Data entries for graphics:

-=-=-=-=-

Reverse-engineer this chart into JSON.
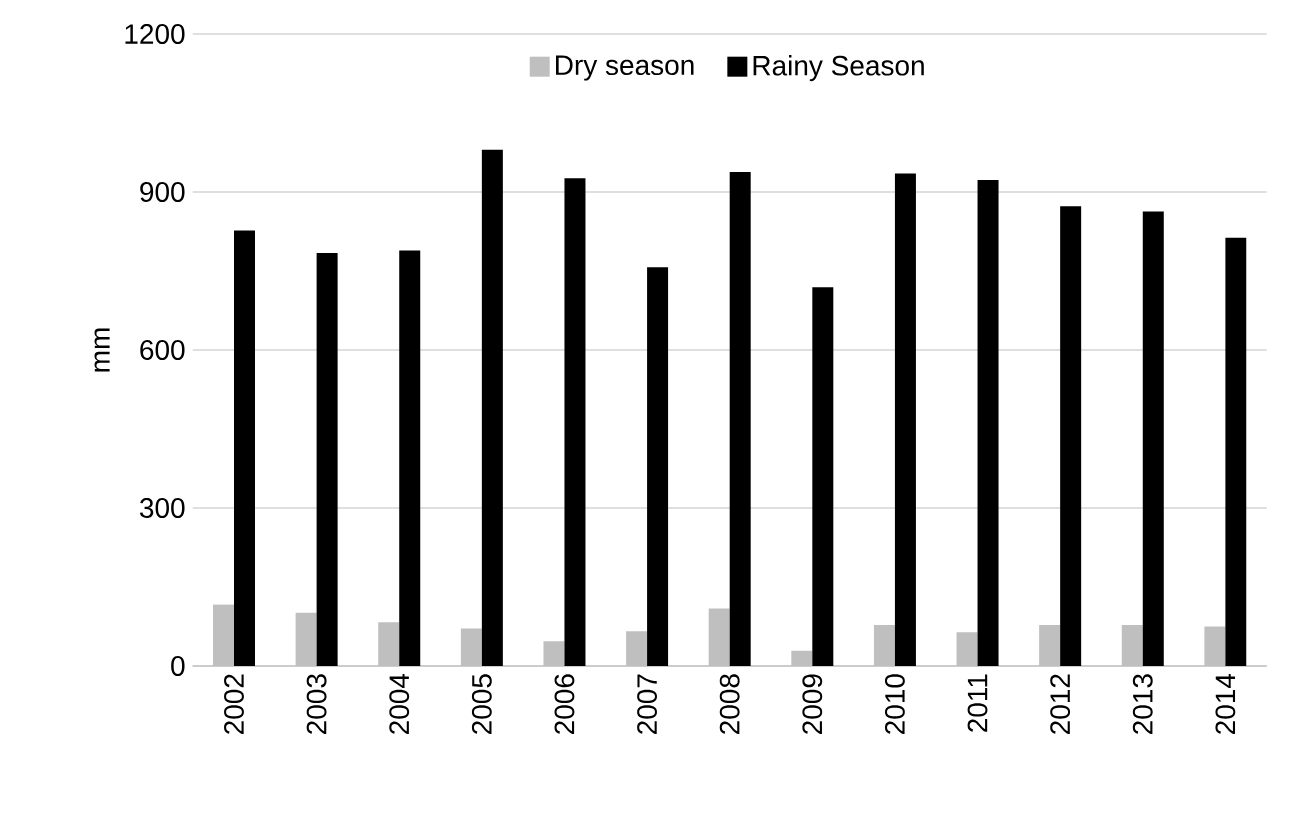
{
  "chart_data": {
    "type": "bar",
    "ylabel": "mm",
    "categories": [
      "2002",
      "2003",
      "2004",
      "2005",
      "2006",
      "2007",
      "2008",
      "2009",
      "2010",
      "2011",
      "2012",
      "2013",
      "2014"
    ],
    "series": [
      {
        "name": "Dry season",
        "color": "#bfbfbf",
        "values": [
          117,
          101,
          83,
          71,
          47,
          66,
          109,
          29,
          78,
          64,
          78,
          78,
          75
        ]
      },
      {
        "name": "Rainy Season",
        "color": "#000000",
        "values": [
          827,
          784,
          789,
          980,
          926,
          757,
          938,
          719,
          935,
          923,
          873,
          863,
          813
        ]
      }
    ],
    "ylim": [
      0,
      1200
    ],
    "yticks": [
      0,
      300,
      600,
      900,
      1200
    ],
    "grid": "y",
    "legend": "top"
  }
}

-=-=-=-=-

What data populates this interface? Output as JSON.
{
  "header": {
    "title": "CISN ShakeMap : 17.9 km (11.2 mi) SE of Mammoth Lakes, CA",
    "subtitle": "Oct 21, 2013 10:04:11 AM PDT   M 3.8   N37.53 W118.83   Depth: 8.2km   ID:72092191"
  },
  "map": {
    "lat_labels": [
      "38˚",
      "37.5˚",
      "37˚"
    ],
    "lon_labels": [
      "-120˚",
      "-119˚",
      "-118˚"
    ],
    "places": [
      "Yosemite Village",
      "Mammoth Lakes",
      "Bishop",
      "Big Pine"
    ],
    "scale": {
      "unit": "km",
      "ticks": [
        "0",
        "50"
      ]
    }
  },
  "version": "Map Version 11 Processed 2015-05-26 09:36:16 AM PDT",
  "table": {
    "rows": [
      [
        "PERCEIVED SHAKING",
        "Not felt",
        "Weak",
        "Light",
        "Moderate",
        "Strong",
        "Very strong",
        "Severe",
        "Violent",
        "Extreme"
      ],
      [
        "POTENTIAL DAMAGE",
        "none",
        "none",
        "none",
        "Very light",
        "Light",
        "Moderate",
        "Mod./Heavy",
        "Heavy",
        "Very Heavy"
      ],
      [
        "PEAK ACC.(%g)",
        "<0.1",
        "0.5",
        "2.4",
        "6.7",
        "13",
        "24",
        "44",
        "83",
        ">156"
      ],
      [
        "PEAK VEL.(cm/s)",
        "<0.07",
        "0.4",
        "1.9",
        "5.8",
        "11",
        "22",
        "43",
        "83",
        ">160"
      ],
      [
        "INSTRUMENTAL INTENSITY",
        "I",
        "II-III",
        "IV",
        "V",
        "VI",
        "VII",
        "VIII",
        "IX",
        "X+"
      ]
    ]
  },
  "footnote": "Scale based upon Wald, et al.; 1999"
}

-=-=-=-=-

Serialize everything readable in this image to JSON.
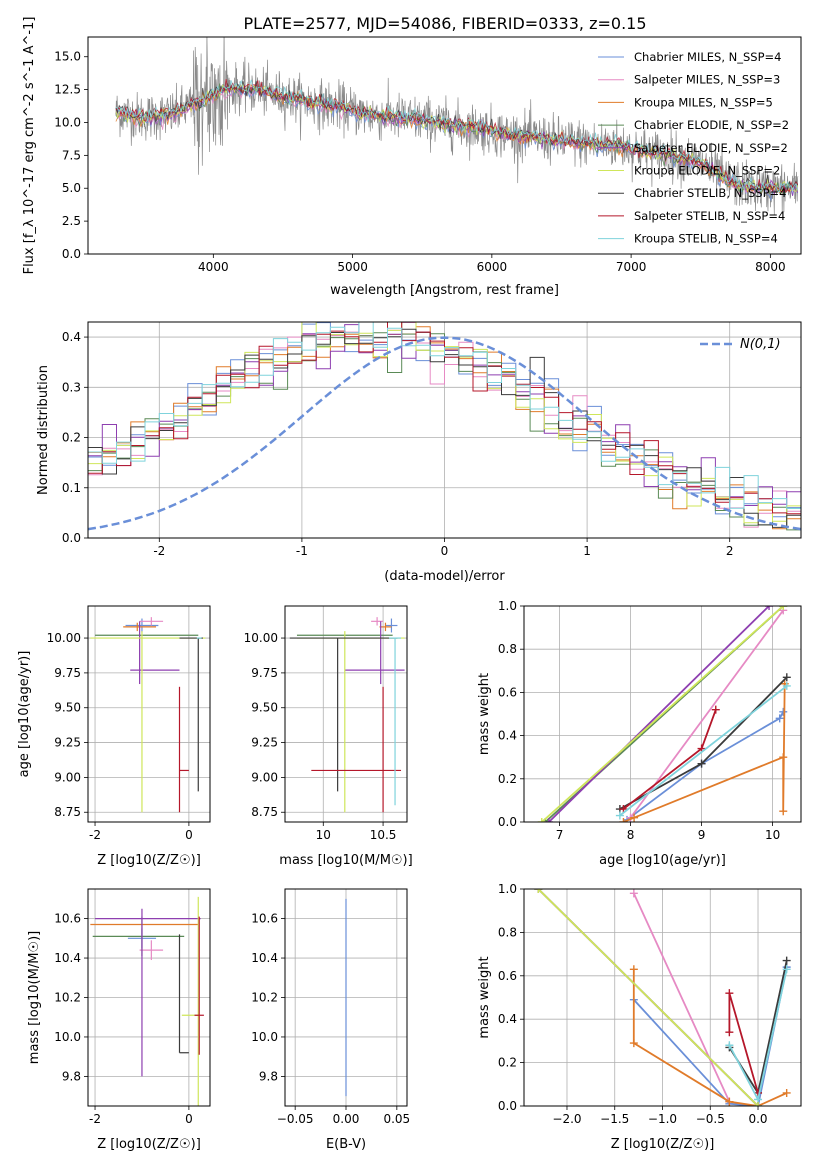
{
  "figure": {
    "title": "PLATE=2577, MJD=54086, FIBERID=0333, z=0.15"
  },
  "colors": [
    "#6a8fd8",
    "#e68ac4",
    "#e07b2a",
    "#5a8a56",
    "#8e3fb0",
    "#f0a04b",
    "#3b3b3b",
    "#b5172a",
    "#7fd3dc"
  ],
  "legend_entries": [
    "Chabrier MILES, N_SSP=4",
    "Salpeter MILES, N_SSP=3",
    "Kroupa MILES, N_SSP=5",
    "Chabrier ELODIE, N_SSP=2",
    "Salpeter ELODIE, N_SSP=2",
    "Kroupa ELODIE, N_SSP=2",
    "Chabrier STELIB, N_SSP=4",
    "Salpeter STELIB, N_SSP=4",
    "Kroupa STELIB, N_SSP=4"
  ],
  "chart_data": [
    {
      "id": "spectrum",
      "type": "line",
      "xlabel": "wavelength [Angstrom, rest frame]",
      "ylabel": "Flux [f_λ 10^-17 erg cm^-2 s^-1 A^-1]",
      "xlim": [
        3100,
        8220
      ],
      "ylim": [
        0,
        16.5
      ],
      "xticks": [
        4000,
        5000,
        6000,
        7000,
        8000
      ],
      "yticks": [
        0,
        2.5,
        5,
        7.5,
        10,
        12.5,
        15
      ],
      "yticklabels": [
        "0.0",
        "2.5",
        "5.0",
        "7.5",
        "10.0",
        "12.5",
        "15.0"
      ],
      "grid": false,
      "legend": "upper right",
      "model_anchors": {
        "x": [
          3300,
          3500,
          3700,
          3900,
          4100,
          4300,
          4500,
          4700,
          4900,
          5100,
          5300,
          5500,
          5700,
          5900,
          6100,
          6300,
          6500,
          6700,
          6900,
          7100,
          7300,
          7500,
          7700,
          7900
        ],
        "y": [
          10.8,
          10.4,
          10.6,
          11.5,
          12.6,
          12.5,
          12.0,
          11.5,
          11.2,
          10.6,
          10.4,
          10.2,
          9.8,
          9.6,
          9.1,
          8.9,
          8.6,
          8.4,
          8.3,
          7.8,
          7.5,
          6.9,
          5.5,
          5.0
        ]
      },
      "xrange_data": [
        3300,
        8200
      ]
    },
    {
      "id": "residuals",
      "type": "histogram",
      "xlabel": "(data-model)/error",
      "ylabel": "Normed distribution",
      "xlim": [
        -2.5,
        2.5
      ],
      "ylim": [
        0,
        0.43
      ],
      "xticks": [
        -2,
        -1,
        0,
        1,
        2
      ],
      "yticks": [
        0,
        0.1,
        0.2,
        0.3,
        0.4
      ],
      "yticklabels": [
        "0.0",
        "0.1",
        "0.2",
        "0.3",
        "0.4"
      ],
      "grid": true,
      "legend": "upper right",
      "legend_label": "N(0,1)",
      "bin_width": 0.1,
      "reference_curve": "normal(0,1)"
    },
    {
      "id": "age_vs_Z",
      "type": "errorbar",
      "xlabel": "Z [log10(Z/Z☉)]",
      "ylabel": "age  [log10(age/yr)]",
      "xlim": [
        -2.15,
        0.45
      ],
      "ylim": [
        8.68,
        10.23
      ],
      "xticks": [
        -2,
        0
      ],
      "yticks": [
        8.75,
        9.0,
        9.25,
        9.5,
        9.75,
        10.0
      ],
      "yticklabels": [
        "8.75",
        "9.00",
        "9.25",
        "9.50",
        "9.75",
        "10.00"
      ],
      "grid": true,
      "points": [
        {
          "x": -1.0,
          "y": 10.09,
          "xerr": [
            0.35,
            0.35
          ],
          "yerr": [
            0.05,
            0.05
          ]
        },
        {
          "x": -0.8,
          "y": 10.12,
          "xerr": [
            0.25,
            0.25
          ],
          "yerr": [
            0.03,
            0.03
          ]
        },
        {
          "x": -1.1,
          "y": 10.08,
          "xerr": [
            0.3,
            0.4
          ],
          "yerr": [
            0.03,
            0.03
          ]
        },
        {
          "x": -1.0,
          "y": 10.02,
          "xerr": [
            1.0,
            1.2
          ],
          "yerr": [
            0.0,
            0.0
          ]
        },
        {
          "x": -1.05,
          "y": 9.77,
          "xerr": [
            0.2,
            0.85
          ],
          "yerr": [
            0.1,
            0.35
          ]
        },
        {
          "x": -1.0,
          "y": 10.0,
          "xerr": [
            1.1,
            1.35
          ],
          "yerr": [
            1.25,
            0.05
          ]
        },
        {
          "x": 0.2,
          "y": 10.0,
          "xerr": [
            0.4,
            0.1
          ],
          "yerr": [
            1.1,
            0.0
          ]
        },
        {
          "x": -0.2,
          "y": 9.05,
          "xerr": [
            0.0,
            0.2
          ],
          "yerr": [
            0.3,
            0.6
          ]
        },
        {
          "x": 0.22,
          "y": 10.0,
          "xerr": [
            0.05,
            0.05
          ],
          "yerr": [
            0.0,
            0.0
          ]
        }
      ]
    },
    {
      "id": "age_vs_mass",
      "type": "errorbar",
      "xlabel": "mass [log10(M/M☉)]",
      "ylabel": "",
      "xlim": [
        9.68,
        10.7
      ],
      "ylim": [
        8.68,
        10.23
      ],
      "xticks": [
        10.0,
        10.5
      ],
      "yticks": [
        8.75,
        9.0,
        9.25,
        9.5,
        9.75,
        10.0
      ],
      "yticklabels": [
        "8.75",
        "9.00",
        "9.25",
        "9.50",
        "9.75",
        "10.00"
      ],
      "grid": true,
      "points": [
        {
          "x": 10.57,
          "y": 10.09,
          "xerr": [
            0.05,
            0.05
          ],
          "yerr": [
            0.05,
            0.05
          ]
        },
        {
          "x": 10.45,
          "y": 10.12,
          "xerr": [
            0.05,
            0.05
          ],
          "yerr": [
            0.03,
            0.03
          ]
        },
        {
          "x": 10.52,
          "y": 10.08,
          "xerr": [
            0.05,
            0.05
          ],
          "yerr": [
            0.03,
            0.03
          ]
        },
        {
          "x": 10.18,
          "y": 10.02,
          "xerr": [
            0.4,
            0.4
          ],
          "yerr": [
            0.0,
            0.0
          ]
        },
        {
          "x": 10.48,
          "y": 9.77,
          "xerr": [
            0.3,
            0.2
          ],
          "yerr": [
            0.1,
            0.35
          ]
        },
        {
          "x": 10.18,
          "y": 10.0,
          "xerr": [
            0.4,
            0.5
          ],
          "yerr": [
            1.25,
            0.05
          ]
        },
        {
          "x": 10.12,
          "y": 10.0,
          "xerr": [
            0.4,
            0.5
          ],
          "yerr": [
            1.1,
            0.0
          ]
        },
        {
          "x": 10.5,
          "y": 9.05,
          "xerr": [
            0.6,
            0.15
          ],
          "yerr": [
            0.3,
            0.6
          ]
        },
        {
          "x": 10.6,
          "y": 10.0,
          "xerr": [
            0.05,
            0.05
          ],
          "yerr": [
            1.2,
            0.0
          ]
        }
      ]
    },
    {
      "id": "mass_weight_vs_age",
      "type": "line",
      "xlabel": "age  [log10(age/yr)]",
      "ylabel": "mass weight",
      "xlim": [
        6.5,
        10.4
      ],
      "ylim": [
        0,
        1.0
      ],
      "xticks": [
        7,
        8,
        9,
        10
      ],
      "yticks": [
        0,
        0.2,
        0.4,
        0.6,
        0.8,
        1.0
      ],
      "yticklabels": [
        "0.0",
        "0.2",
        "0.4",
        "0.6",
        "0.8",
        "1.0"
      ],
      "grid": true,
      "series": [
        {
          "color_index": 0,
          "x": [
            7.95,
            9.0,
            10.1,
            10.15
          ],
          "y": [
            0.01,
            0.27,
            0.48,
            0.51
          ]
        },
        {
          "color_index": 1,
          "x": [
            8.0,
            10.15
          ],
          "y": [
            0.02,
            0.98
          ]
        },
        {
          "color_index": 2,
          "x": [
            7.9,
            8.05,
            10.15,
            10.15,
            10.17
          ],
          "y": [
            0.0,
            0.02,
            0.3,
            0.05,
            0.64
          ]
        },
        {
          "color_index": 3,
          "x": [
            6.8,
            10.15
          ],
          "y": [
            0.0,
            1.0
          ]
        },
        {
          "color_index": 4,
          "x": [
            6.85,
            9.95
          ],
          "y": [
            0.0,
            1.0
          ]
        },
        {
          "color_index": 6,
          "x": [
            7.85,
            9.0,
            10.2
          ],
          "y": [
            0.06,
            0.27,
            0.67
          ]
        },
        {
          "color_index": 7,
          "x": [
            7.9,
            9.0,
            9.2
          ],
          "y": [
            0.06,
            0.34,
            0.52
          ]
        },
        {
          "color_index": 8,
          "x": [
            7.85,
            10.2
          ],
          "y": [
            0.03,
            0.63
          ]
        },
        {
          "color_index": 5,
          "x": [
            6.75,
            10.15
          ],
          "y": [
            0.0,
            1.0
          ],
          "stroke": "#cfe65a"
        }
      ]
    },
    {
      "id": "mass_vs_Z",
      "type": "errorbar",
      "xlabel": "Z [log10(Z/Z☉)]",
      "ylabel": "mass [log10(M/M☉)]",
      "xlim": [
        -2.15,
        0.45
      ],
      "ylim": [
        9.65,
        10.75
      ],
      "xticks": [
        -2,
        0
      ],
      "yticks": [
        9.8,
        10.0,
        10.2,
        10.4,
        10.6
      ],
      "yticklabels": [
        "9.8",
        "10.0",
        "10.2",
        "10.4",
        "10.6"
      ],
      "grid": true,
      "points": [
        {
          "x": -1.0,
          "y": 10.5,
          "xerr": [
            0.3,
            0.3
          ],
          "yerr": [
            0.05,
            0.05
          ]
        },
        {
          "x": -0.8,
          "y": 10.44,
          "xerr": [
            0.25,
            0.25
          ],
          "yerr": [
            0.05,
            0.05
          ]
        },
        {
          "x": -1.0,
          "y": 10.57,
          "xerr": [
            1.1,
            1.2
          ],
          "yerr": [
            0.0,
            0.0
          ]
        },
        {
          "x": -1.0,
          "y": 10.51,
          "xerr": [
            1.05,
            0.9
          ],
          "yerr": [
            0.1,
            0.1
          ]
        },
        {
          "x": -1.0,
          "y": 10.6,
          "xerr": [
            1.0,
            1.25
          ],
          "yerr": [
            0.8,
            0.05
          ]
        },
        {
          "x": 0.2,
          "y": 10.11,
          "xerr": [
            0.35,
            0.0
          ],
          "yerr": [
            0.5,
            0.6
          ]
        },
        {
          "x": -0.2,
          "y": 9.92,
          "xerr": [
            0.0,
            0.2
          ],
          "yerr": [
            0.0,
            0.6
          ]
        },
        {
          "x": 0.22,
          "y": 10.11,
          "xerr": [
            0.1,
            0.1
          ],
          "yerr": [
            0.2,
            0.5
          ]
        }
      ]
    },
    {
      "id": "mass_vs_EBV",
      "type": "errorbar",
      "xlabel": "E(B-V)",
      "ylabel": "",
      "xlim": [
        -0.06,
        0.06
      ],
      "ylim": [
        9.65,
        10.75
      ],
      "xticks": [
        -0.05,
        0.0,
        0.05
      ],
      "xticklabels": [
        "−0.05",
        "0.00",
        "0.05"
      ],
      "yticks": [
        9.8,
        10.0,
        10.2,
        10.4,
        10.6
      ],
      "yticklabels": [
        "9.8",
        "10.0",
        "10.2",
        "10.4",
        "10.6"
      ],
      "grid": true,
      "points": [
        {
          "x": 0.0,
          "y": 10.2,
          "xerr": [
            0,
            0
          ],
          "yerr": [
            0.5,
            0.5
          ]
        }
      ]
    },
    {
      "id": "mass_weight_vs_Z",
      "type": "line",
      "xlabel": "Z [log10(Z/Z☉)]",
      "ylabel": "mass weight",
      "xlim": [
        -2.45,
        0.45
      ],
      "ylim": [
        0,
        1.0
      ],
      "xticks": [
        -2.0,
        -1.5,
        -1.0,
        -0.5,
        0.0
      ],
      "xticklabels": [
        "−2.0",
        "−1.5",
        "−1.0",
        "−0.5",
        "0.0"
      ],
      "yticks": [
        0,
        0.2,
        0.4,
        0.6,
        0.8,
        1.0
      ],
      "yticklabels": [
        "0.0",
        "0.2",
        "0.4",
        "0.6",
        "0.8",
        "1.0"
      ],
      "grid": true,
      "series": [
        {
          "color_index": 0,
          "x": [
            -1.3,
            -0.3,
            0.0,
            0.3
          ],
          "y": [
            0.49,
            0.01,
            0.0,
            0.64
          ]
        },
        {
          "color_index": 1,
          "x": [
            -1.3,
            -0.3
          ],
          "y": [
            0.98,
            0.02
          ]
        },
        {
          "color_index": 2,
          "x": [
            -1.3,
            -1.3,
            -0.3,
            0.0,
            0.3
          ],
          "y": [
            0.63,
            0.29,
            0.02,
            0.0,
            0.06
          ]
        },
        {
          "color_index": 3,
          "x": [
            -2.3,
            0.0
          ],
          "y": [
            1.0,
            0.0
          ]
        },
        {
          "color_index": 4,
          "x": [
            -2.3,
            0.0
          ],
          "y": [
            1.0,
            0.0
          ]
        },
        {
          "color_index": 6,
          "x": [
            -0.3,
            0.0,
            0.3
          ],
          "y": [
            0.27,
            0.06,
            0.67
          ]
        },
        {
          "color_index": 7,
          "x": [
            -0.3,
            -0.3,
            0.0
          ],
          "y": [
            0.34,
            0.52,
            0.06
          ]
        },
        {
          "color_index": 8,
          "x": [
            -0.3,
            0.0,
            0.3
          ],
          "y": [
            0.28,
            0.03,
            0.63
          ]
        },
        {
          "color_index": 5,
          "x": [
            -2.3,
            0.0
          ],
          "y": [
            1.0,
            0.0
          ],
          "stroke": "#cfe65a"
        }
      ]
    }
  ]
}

-=-=-=-=-

[The request]
Provide the number of lines in the entries that include "Kroupa", and no other text.

[The reply]
3